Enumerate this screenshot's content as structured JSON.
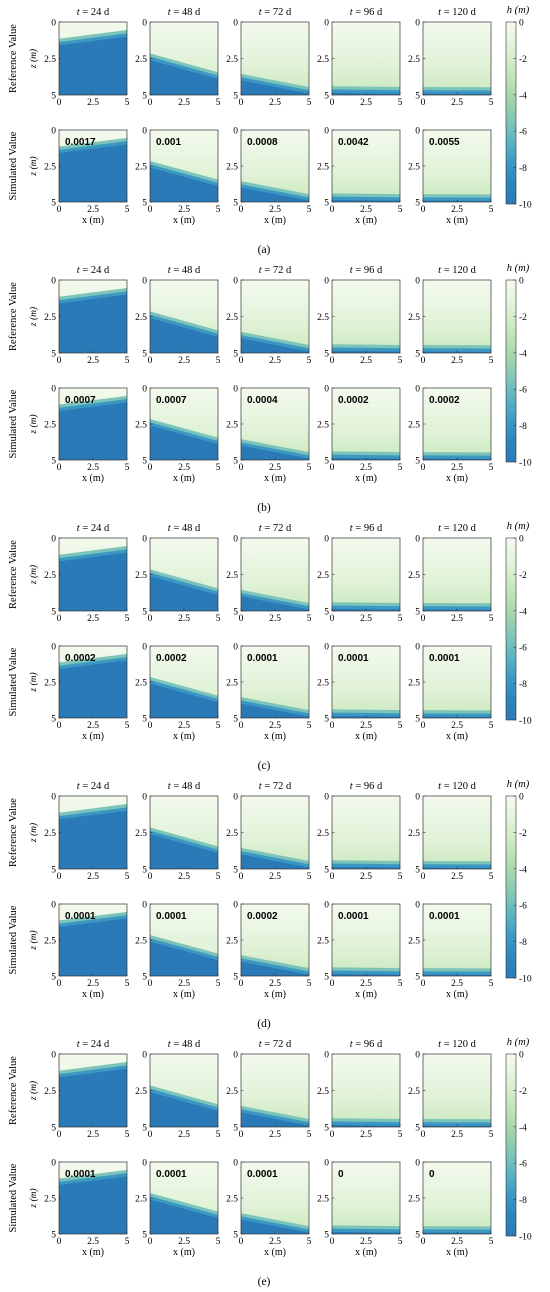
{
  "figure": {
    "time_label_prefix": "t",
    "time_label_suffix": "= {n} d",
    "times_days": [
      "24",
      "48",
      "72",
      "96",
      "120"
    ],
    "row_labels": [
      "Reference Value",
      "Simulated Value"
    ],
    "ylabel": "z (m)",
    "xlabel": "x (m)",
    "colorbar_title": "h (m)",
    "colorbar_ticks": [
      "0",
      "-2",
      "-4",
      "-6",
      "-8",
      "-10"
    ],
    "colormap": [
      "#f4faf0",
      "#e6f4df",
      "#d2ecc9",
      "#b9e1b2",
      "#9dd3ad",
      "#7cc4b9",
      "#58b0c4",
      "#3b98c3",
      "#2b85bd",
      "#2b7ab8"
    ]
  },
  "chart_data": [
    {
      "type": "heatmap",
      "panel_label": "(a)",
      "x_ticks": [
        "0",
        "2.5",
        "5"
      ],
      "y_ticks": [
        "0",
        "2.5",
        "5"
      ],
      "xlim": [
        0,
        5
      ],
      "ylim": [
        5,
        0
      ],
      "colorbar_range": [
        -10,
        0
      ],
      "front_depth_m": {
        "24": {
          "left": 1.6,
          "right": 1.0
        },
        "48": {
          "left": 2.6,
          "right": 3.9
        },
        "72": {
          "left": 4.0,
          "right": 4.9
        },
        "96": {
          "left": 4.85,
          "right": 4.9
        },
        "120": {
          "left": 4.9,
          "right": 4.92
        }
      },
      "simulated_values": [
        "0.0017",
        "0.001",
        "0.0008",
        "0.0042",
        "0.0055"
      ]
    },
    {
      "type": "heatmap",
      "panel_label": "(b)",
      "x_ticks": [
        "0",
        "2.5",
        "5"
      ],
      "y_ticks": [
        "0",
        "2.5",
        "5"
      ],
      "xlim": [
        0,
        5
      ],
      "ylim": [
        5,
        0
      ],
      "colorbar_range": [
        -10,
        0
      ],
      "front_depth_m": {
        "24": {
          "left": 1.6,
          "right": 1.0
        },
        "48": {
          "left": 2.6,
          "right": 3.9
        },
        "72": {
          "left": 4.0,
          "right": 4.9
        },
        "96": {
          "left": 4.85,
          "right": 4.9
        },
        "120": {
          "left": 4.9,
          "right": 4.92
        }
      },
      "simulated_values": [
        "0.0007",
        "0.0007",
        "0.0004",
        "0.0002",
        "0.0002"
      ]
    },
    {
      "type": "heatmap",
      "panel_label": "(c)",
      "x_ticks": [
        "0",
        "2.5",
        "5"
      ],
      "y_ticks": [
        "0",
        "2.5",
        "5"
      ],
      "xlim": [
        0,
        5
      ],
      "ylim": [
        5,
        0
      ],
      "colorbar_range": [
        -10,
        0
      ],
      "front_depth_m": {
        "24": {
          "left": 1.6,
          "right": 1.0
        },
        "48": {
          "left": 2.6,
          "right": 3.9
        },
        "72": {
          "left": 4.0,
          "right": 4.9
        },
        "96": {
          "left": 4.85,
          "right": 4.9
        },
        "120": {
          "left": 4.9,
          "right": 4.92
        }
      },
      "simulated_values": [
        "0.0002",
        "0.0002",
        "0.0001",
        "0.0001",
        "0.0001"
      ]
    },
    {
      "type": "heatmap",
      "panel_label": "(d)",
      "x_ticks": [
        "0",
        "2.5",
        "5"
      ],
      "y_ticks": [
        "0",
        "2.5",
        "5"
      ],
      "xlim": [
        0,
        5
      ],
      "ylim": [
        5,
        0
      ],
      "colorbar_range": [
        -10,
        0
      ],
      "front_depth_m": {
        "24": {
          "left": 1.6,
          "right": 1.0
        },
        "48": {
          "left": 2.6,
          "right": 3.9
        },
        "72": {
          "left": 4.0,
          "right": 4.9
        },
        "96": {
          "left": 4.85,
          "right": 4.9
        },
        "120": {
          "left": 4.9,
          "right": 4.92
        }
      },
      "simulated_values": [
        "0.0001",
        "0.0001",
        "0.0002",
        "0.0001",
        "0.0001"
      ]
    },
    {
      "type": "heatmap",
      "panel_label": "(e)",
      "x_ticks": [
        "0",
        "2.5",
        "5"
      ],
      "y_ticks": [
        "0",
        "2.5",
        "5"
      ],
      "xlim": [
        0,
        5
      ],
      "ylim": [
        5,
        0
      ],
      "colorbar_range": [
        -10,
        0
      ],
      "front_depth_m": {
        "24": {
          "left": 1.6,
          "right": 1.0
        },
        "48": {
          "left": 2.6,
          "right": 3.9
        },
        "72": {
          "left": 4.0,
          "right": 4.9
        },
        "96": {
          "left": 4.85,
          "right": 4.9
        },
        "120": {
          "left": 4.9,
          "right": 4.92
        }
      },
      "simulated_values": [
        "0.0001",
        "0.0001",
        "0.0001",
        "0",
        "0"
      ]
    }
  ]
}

...

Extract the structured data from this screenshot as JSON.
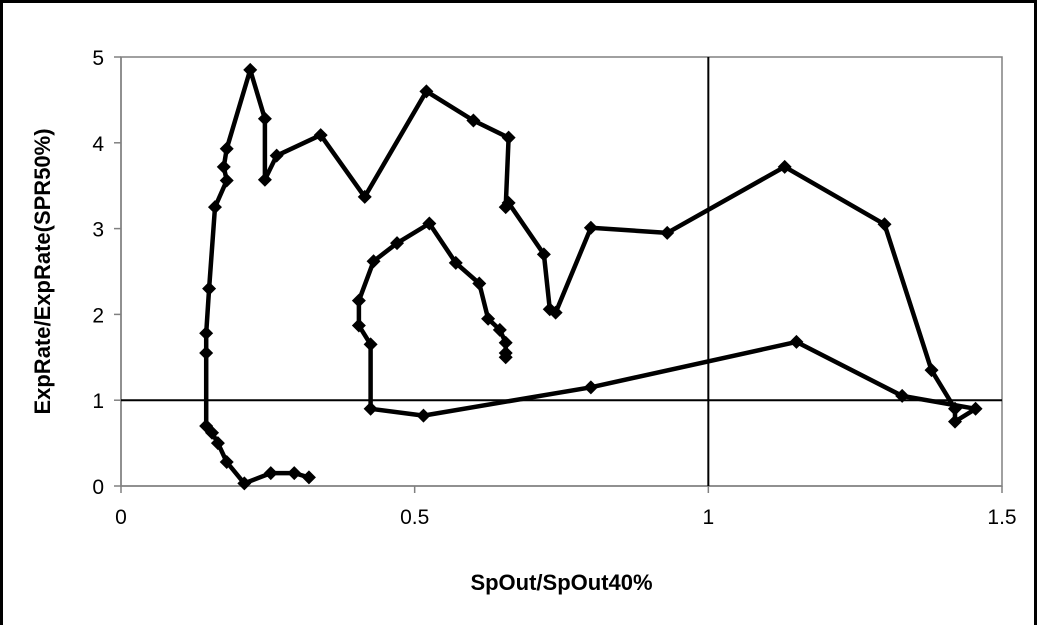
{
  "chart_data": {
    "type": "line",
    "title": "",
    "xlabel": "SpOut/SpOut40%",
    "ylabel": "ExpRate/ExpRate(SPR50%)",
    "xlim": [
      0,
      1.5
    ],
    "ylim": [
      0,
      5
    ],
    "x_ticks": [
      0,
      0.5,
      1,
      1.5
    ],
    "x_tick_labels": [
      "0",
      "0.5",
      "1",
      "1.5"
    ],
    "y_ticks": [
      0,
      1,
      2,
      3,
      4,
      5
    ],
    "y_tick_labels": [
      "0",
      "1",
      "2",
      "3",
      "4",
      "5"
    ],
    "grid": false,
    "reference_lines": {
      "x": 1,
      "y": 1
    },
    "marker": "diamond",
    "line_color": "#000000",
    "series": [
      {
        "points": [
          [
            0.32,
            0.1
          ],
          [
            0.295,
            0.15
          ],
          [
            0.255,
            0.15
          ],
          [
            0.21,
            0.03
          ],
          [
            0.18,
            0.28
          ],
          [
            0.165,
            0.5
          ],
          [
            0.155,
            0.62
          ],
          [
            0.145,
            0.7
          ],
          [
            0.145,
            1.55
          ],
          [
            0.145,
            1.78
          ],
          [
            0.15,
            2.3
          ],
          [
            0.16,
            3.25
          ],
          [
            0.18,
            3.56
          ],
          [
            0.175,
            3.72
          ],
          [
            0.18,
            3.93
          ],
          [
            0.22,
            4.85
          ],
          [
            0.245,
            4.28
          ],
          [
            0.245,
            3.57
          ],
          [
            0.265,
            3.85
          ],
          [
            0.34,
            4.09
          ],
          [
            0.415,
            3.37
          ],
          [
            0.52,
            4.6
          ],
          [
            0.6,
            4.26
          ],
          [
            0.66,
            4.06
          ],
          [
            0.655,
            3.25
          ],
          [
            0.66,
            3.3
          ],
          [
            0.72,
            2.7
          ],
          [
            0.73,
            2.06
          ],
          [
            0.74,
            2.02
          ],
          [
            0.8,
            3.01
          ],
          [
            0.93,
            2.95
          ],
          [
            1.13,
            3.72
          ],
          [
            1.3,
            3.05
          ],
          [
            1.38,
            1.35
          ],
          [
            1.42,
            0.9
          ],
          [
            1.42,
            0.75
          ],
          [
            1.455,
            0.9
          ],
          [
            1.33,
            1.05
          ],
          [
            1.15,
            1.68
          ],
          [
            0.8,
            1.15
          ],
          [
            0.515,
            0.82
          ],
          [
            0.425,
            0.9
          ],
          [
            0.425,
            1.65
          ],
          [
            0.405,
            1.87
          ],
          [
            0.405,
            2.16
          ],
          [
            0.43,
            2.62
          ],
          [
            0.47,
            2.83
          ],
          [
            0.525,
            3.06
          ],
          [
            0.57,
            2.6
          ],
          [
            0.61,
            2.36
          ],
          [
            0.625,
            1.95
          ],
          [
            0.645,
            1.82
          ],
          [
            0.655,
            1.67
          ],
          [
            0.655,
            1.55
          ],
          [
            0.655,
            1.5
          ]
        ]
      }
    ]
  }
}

* * *

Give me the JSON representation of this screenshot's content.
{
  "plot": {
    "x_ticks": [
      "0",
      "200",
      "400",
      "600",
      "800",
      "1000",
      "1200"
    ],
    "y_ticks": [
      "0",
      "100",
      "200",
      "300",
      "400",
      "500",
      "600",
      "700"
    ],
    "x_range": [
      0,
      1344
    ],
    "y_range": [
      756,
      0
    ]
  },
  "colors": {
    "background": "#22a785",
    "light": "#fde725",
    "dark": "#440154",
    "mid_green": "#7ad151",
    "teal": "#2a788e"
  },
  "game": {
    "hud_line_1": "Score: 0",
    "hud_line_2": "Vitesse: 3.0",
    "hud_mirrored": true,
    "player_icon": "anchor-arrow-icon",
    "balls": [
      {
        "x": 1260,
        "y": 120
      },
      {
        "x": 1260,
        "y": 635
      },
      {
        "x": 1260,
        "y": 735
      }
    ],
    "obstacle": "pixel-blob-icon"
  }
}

• [EXERCISE AIM] Report every line in the data above in which the word "ylabel" appears.

• [REPLY TO THE TASK]
    "ylabel": "z (m)",
    "ylabel": "ExpRate/ExpRate(SPR50%)",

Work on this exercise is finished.